## Stored data
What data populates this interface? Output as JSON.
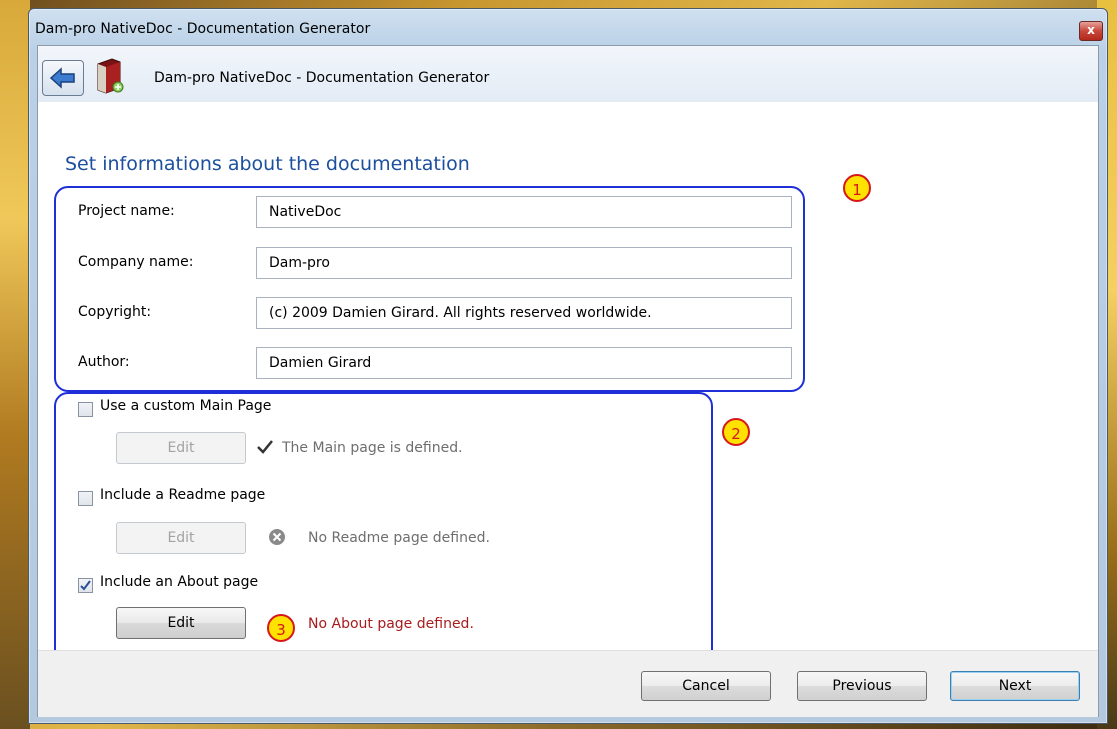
{
  "window": {
    "title": "Dam-pro NativeDoc - Documentation Generator",
    "close_glyph": "x"
  },
  "header": {
    "title": "Dam-pro NativeDoc - Documentation Generator"
  },
  "page": {
    "section_title": "Set informations about the documentation"
  },
  "fields": [
    {
      "label": "Project name:",
      "value": "NativeDoc"
    },
    {
      "label": "Company name:",
      "value": "Dam-pro"
    },
    {
      "label": "Copyright:",
      "value": "(c) 2009 Damien Girard. All rights reserved worldwide."
    },
    {
      "label": "Author:",
      "value": "Damien Girard"
    }
  ],
  "pages": [
    {
      "checkbox_label": "Use a custom Main Page",
      "checked": false,
      "edit_label": "Edit",
      "status": "The Main page is defined.",
      "status_icon": "check-icon"
    },
    {
      "checkbox_label": "Include a Readme page",
      "checked": false,
      "edit_label": "Edit",
      "status": "No Readme page defined.",
      "status_icon": "error-icon"
    },
    {
      "checkbox_label": "Include an About page",
      "checked": true,
      "edit_label": "Edit",
      "status": "No About page defined.",
      "status_icon": "none"
    }
  ],
  "annotations": [
    "1",
    "2",
    "3"
  ],
  "footer": {
    "cancel": "Cancel",
    "previous": "Previous",
    "next": "Next"
  },
  "colors": {
    "title_blue": "#1c4fa0",
    "outline_blue": "#1f2fd8",
    "error_red": "#a81c1c",
    "badge_yellow": "#ffe200"
  }
}
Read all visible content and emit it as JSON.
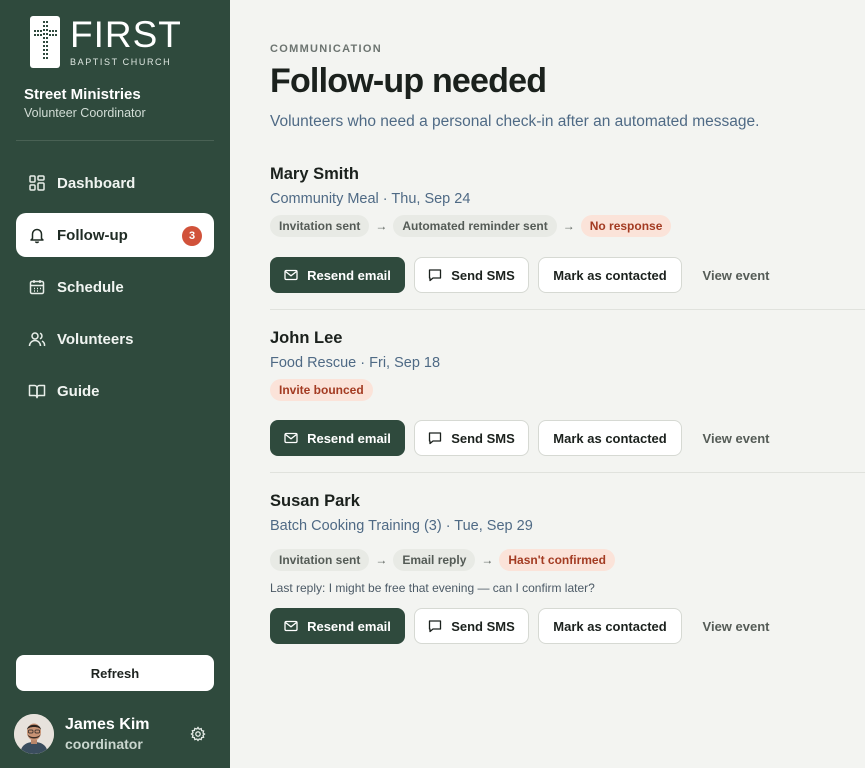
{
  "sidebar": {
    "logo": {
      "title": "FIRST",
      "subtitle": "BAPTIST CHURCH"
    },
    "org_name": "Street Ministries",
    "org_role": "Volunteer Coordinator",
    "nav": [
      {
        "label": "Dashboard",
        "icon": "grid-icon"
      },
      {
        "label": "Follow-up",
        "icon": "bell-icon",
        "badge": "3",
        "active": true
      },
      {
        "label": "Schedule",
        "icon": "calendar-icon"
      },
      {
        "label": "Volunteers",
        "icon": "users-icon"
      },
      {
        "label": "Guide",
        "icon": "book-icon"
      }
    ],
    "refresh_label": "Refresh",
    "user": {
      "name": "James Kim",
      "role": "coordinator"
    }
  },
  "main": {
    "kicker": "COMMUNICATION",
    "title": "Follow-up needed",
    "subtitle": "Volunteers who need a personal check-in after an automated message.",
    "actions": {
      "resend": "Resend email",
      "sms": "Send SMS",
      "contacted": "Mark as contacted",
      "view": "View event"
    },
    "items": [
      {
        "name": "Mary Smith",
        "event": "Community Meal · Thu, Sep 24",
        "steps": [
          "Invitation sent",
          "Automated reminder sent"
        ],
        "status": "No response"
      },
      {
        "name": "John Lee",
        "event": "Food Rescue · Fri, Sep 18",
        "steps": [],
        "status": "Invite bounced"
      },
      {
        "name": "Susan Park",
        "event": "Batch Cooking Training (3) · Tue, Sep 29",
        "steps": [
          "Invitation sent",
          "Email reply"
        ],
        "status": "Hasn't confirmed",
        "last_reply": "Last reply: I might be free that evening — can I confirm later?"
      }
    ]
  },
  "colors": {
    "sidebar_bg": "#2f4a3d",
    "primary": "#2f4a3d",
    "badge": "#d1523a",
    "alert_chip_bg": "#fbe3d9",
    "alert_chip_text": "#a33b22",
    "muted_blue": "#4f6a85"
  }
}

## Brief
Only the lines from the line containing "Read all visible content and emit it as JSON." through the end of the data are to be reproduced, exactly and with both ends included; pictures are omitted.

## Answer to the exercise
Read all visible content and emit it as JSON.
{
  "sidebar": {
    "logo": {
      "title": "FIRST",
      "subtitle": "BAPTIST CHURCH"
    },
    "org_name": "Street Ministries",
    "org_role": "Volunteer Coordinator",
    "nav": [
      {
        "label": "Dashboard",
        "icon": "grid-icon"
      },
      {
        "label": "Follow-up",
        "icon": "bell-icon",
        "badge": "3",
        "active": true
      },
      {
        "label": "Schedule",
        "icon": "calendar-icon"
      },
      {
        "label": "Volunteers",
        "icon": "users-icon"
      },
      {
        "label": "Guide",
        "icon": "book-icon"
      }
    ],
    "refresh_label": "Refresh",
    "user": {
      "name": "James Kim",
      "role": "coordinator"
    }
  },
  "main": {
    "kicker": "COMMUNICATION",
    "title": "Follow-up needed",
    "subtitle": "Volunteers who need a personal check-in after an automated message.",
    "actions": {
      "resend": "Resend email",
      "sms": "Send SMS",
      "contacted": "Mark as contacted",
      "view": "View event"
    },
    "items": [
      {
        "name": "Mary Smith",
        "event": "Community Meal · Thu, Sep 24",
        "steps": [
          "Invitation sent",
          "Automated reminder sent"
        ],
        "status": "No response"
      },
      {
        "name": "John Lee",
        "event": "Food Rescue · Fri, Sep 18",
        "steps": [],
        "status": "Invite bounced"
      },
      {
        "name": "Susan Park",
        "event": "Batch Cooking Training (3) · Tue, Sep 29",
        "steps": [
          "Invitation sent",
          "Email reply"
        ],
        "status": "Hasn't confirmed",
        "last_reply": "Last reply: I might be free that evening — can I confirm later?"
      }
    ]
  },
  "colors": {
    "sidebar_bg": "#2f4a3d",
    "primary": "#2f4a3d",
    "badge": "#d1523a",
    "alert_chip_bg": "#fbe3d9",
    "alert_chip_text": "#a33b22",
    "muted_blue": "#4f6a85"
  }
}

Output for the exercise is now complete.